**WORK TO COMPLETE**
Using the data below, copy each line that includes the word "this".

<<<<

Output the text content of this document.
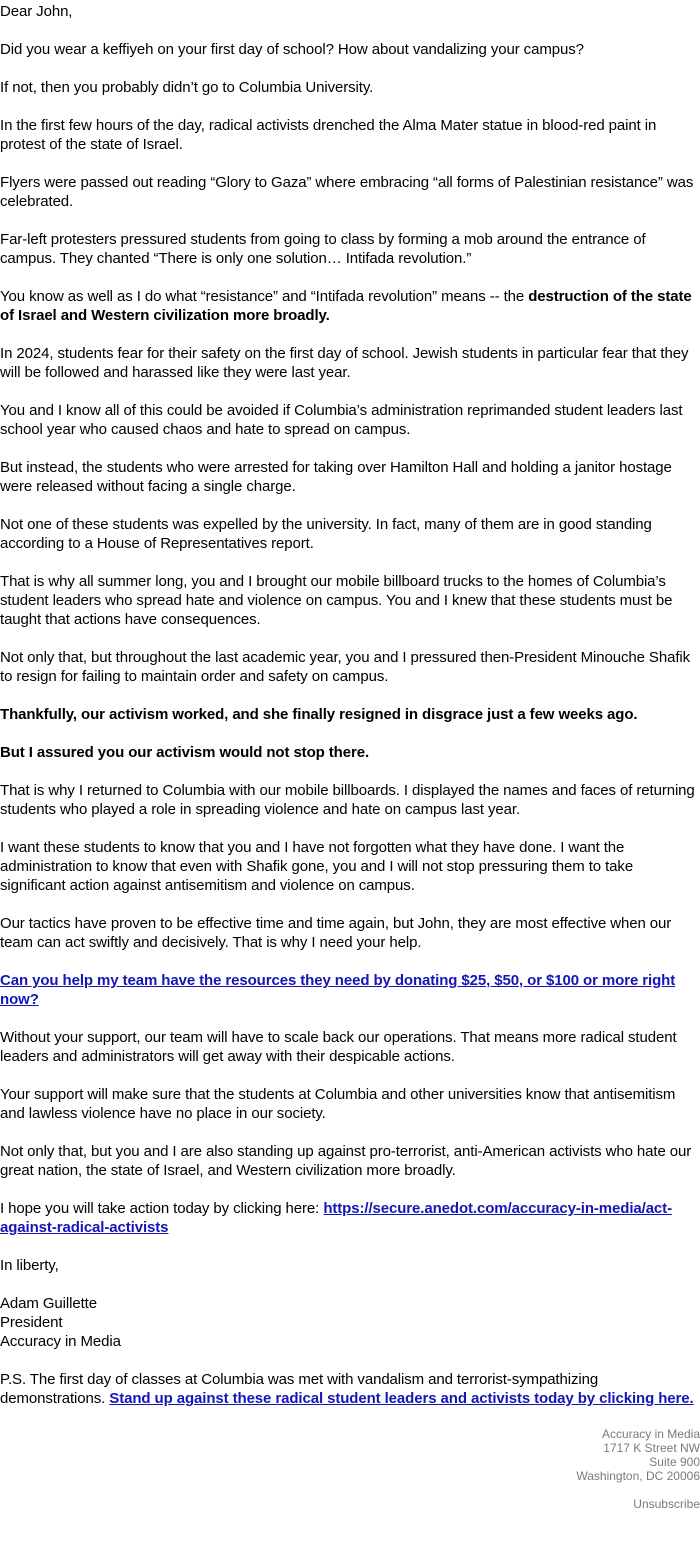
Dear John,

Did you wear a keffiyeh on your first day of school? How about vandalizing your campus?

If not, then you probably didn’t go to Columbia University.

In the first few hours of the day, radical activists drenched the Alma Mater statue in blood-red paint in protest of the state of Israel.

Flyers were passed out reading “Glory to Gaza” where embracing “all forms of Palestinian resistance” was celebrated.

Far-left protesters pressured students from going to class by forming a mob around the entrance of campus. They chanted “There is only one solution… Intifada revolution.”

You know as well as I do what “resistance” and “Intifada revolution” means -- the destruction of the state of Israel and Western civilization more broadly.

In 2024, students fear for their safety on the first day of school. Jewish students in particular fear that they will be followed and harassed like they were last year.

You and I know all of this could be avoided if Columbia’s administration reprimanded student leaders last school year who caused chaos and hate to spread on campus.

But instead, the students who were arrested for taking over Hamilton Hall and holding a janitor hostage were released without facing a single charge.

Not one of these students was expelled by the university. In fact, many of them are in good standing according to a House of Representatives report.

That is why all summer long, you and I brought our mobile billboard trucks to the homes of Columbia’s student leaders who spread hate and violence on campus. You and I knew that these students must be taught that actions have consequences.

Not only that, but throughout the last academic year, you and I pressured then-President Minouche Shafik to resign for failing to maintain order and safety on campus.

Thankfully, our activism worked, and she finally resigned in disgrace just a few weeks ago.

But I assured you our activism would not stop there.

That is why I returned to Columbia with our mobile billboards. I displayed the names and faces of returning students who played a role in spreading violence and hate on campus last year.

I want these students to know that you and I have not forgotten what they have done. I want the administration to know that even with Shafik gone, you and I will not stop pressuring them to take significant action against antisemitism and violence on campus.

Our tactics have proven to be effective time and time again, but John, they are most effective when our team can act swiftly and decisively. That is why I need your help.

Can you help my team have the resources they need by donating $25, $50, or $100 or more right now?

Without your support, our team will have to scale back our operations. That means more radical student leaders and administrators will get away with their despicable actions.

Your support will make sure that the students at Columbia and other universities know that antisemitism and lawless violence have no place in our society.

Not only that, but you and I are also standing up against pro-terrorist, anti-American activists who hate our great nation, the state of Israel, and Western civilization more broadly.

I hope you will take action today by clicking here: https://secure.anedot.com/accuracy-in-media/act-against-radical-activists

In liberty,

Adam Guillette
President
Accuracy in Media

P.S. The first day of classes at Columbia was met with vandalism and terrorist-sympathizing demonstrations. Stand up against these radical student leaders and activists today by clicking here.

Accuracy in Media
1717 K Street NW
Suite 900
Washington, DC 20006
Unsubscribe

>>>>

**FINISHED TASK**
Output the text content of this document.
You and I know all of this could be avoided if Columbia’s administration reprimanded student leaders last school year who caused chaos and hate to spread on campus.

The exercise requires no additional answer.